■ **TASK INSTRUCTIONS**: Find every line with the word "типы" and give their count, nothing else.

■ **SOURCE RECORDS**:

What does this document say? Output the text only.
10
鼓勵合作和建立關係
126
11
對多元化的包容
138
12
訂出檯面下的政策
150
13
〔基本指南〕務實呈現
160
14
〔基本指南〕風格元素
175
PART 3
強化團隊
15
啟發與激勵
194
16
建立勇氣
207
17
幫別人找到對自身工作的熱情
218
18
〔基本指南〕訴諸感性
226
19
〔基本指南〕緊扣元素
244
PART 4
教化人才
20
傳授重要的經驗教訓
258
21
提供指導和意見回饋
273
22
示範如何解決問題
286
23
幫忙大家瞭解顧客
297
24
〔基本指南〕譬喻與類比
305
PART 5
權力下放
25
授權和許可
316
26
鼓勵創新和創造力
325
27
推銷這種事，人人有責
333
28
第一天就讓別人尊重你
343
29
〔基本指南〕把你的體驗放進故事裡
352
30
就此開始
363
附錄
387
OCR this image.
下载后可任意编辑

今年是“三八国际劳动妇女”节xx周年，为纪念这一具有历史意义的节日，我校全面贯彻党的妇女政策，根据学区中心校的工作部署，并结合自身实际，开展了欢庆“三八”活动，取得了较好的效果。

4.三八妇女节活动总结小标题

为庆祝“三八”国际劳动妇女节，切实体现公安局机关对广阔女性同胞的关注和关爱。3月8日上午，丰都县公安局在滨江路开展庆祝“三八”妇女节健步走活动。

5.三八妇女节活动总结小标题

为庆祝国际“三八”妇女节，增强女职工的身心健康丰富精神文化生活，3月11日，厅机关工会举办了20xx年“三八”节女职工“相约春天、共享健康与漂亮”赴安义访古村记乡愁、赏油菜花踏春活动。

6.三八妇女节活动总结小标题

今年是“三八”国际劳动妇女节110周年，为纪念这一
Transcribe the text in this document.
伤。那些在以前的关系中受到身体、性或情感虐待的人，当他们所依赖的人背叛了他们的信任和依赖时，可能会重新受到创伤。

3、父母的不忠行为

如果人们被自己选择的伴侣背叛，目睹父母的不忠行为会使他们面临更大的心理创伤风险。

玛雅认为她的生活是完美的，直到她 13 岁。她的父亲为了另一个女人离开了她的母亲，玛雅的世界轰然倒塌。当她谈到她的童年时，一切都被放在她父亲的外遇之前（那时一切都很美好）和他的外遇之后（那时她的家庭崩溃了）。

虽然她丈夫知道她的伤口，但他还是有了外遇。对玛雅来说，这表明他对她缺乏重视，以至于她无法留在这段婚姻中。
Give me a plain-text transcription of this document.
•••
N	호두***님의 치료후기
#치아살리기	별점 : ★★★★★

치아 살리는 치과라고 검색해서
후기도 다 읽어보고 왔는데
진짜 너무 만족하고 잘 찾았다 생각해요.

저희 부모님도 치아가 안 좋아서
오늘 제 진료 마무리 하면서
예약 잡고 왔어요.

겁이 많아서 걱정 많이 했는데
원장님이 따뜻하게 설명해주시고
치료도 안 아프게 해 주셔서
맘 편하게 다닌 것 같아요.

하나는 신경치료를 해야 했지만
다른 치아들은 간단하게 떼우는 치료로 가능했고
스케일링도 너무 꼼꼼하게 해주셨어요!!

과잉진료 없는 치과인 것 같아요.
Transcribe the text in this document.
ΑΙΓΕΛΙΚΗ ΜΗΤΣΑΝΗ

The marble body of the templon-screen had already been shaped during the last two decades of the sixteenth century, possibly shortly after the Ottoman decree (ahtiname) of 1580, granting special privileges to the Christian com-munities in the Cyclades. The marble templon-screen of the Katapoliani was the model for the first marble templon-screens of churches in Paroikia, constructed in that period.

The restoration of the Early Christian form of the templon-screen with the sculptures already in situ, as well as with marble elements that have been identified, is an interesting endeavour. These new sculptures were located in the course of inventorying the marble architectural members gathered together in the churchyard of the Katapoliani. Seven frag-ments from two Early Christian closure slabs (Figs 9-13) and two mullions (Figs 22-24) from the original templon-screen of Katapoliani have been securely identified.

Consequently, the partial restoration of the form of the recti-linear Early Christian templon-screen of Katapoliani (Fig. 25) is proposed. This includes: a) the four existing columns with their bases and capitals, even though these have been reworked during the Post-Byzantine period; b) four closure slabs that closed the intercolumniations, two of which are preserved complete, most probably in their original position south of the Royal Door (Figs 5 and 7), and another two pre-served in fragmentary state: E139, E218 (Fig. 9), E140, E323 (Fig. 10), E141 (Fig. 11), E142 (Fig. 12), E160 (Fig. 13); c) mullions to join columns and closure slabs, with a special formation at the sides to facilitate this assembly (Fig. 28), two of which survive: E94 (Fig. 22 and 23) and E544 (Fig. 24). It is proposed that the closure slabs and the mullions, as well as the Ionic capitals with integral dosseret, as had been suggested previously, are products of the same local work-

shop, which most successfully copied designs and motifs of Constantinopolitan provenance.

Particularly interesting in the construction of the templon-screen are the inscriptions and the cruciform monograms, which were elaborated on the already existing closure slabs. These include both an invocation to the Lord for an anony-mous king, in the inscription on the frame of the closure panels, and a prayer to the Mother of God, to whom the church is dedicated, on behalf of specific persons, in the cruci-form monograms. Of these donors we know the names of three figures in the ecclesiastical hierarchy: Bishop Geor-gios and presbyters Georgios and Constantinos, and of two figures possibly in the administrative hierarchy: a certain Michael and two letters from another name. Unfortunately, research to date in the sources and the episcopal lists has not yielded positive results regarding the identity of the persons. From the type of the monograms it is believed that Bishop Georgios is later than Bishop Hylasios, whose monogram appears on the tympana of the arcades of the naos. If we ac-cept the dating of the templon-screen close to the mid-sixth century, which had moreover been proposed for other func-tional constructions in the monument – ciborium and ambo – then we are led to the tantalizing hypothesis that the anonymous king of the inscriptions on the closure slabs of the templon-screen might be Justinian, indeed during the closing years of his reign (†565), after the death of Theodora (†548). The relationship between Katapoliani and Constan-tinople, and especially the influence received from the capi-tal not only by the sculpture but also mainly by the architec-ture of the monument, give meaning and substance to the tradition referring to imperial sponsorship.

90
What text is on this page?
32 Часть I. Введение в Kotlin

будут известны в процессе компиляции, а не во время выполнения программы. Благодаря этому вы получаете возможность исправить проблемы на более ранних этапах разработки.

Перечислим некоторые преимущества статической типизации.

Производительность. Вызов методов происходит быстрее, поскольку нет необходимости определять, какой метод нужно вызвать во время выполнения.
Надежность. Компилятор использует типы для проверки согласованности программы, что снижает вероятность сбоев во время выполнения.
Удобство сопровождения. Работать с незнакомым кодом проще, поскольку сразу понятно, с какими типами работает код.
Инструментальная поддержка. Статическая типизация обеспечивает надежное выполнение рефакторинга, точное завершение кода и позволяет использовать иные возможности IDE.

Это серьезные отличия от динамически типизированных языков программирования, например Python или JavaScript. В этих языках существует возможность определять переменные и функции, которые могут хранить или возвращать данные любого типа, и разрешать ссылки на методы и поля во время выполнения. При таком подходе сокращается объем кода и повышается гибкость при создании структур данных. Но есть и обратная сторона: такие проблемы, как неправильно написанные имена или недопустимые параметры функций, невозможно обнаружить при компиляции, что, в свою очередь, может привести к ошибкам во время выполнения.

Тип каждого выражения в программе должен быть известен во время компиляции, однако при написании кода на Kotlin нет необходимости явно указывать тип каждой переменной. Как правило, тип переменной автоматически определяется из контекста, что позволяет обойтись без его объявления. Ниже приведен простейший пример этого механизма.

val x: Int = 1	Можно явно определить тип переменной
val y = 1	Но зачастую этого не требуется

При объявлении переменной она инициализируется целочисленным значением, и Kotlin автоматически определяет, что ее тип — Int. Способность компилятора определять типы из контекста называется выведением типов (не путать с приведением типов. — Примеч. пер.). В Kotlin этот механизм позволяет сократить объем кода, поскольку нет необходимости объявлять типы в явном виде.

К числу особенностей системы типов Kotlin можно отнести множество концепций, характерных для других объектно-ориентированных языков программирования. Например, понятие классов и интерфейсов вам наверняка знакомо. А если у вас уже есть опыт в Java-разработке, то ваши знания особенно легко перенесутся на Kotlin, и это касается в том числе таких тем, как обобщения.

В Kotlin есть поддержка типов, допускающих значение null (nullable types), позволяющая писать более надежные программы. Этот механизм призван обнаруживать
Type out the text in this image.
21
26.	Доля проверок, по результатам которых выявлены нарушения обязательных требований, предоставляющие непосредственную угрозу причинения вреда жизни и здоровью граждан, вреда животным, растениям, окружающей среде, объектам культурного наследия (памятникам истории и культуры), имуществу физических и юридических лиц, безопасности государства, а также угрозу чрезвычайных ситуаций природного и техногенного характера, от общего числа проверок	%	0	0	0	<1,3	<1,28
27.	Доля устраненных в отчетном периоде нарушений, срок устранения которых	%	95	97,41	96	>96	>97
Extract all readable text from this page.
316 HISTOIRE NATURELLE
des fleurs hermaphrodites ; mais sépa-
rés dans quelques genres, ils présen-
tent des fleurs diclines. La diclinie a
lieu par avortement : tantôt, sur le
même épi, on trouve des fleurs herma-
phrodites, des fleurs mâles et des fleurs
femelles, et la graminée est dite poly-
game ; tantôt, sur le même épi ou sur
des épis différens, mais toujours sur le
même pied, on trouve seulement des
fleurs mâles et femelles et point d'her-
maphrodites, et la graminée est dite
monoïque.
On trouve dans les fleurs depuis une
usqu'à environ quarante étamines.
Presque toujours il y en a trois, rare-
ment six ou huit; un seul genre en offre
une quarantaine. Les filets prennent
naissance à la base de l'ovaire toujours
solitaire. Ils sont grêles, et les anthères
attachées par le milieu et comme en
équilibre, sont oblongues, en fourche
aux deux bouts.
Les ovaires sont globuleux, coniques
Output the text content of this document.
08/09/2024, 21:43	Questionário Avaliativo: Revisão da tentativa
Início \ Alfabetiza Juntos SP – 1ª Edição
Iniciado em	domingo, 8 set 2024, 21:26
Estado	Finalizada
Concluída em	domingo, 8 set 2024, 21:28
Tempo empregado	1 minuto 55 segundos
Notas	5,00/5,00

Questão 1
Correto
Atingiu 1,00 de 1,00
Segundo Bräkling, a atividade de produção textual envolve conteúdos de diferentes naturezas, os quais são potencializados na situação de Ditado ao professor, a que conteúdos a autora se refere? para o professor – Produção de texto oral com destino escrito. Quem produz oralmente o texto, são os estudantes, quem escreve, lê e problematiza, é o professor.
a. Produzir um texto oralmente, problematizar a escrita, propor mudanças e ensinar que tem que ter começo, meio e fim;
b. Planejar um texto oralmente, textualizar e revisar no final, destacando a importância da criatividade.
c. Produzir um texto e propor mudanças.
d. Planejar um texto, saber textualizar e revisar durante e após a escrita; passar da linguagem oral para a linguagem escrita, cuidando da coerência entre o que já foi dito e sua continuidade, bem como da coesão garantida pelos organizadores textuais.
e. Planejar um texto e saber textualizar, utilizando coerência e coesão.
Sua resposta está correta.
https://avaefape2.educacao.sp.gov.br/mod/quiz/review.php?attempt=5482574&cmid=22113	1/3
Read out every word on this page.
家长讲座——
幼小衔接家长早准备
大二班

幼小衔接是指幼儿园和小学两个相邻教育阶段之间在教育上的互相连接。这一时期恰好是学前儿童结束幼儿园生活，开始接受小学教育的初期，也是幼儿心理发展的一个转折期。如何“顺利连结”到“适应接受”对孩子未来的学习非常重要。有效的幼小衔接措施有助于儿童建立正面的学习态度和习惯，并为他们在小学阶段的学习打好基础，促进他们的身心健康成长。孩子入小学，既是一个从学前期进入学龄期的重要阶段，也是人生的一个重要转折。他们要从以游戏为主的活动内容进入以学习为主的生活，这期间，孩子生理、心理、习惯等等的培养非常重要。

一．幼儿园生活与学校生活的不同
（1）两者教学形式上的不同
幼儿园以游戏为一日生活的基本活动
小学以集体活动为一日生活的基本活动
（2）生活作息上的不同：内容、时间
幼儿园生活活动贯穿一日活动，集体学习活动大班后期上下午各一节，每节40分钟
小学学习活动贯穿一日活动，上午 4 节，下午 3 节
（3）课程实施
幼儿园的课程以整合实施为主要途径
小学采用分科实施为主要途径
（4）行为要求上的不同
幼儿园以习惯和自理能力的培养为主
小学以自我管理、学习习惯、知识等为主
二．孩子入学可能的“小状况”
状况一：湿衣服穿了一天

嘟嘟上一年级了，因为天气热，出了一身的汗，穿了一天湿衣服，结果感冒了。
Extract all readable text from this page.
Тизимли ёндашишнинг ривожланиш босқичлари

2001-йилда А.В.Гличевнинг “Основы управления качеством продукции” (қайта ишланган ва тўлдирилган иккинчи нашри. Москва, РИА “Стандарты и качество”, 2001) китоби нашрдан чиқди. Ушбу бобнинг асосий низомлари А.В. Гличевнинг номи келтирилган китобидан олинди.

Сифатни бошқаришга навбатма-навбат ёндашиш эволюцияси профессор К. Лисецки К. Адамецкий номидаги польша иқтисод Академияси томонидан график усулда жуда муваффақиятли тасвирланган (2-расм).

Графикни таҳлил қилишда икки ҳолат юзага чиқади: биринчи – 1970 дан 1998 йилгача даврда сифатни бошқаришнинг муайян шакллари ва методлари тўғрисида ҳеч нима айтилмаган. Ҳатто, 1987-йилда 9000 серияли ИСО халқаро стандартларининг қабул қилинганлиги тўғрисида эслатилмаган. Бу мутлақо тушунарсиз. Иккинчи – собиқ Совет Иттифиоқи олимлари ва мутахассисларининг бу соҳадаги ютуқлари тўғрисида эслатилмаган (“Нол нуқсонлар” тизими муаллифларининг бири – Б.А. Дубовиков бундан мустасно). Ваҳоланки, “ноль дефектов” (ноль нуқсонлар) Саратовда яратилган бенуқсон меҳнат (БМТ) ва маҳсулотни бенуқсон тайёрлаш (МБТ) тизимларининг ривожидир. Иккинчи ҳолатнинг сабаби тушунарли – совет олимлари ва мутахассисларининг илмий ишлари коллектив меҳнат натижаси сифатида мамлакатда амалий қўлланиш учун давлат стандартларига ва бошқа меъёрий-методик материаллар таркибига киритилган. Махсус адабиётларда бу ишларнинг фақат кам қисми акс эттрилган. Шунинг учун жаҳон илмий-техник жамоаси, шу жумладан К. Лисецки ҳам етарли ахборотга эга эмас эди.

■ **OUTPUT**: 2